## TEXTO
══════════════════════════════

Hoy en día, encender un interruptor de la luz en nuestras casas es un acto común y normalizado, que no conlleva ninguna valoración de fondo. Tampoco es un episodio revolucionario. Durante muchas décadas del siglo pasado, ese gesto se le negó a millones de personas de españoles, integrantes de distintas generaciones que estaban acostumbradas a salir de la oscuridad utilizando velas y quinqués, trabajando durante largas jornadas sin ningún tipo de derechos ni contrato laboral ni asistencia médica cuando se ponían enfermas y vistiendo casi a diario la misma ropa. Aun así, lo único que nunca perdieron fue su dignidad.
Ser pobre no estaba reñido con esta última cualidad, aunque había que morderse la lengua y bajar la cabeza para comer a diario en una sociedad autoritaria y llena de señoritos de ricas familias que todavía se creían con el derecho de propiedad sobre la vida de otros.

══════════════════════════════

## REGISTROS EXTRAÍDOS

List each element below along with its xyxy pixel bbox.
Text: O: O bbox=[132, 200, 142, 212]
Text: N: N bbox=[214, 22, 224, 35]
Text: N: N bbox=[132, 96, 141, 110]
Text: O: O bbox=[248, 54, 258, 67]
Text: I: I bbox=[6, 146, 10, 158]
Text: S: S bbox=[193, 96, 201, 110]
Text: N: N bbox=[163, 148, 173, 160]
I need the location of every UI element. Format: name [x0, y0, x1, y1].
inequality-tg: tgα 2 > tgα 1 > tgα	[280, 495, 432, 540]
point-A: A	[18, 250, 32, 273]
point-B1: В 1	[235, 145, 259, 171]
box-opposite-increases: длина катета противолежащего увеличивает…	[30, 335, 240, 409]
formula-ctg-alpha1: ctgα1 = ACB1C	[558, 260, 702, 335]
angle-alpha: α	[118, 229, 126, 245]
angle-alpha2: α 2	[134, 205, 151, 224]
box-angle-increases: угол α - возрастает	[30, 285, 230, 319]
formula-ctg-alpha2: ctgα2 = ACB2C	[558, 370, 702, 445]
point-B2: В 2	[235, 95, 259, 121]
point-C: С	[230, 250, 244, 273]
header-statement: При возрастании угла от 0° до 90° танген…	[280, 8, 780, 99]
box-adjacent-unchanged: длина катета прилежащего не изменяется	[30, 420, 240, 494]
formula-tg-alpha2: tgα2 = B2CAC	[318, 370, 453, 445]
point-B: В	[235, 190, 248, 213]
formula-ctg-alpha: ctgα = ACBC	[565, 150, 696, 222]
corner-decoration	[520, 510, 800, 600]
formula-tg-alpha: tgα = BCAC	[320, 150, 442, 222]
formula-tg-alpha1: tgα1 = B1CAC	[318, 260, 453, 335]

══════════════════════════════

## TAREA 1
En el texto sobre la vida sin luz eléctrica, ¿con qué salían de la oscuridad aquellas generaciones de españoles?
## TAREA 2
Escribe la continuación del texto sobre la pobreza en la España del siglo pasado, a partir de su última frase.

## RESULTADO 1
Con velas y quinqués.

## RESULTADO 2
Esa lucha vecinal fue la memoria de un país, donde la eclosión del asociacionismo durante la Transición se convirtió en una oportunidad de participación democrática única para una transformación social sin precedentes, basada en las opiniones libres de mujeres y hombres que conocían perfectamente sus deficiencias y que comprendían que sus demandas eran en beneficio colectivo.
El barrio era lo primero, pero para ello había que alzar la voz, caminar unidos hasta la puerta de los que mandaban, sentir cómo su sangre corría intensamente por sus venas en ese proceso y enfrentarse a quienes jamás se mezclarían con una clase social tan baja. Esa masa de analfabetos, acostumbrados a silenciar sus opiniones y sus pensamientos por miedo a las represalias, herederos de una España que todavía desprendía un olor militar rancio, se despojó de su resignación para dar un paso decisivo, que marcaría un antes y un después.
Los años y las décadas avanzaron para esos vecinos y vecinas de barrios semejantes a Orcasitas, distribuidos a modo y semejanza por multitud de núcleos urbanos del país, así como en localidades de carácter rural, donde también imperaba por encima de todo la decisión de los grandes propietarios de la tierra, que además estaban vinculados directamente a los ayuntamientos. El asociacionismo o el simple hecho de la actuación vecinal conjunta con un carácter reivindicativo mejoraron otros aspectos de su día a día porque era una vía de justicia social, actuándose de manera autónoma y autogestionaria, al margen por tanto de los condicionantes y la presión del poder político.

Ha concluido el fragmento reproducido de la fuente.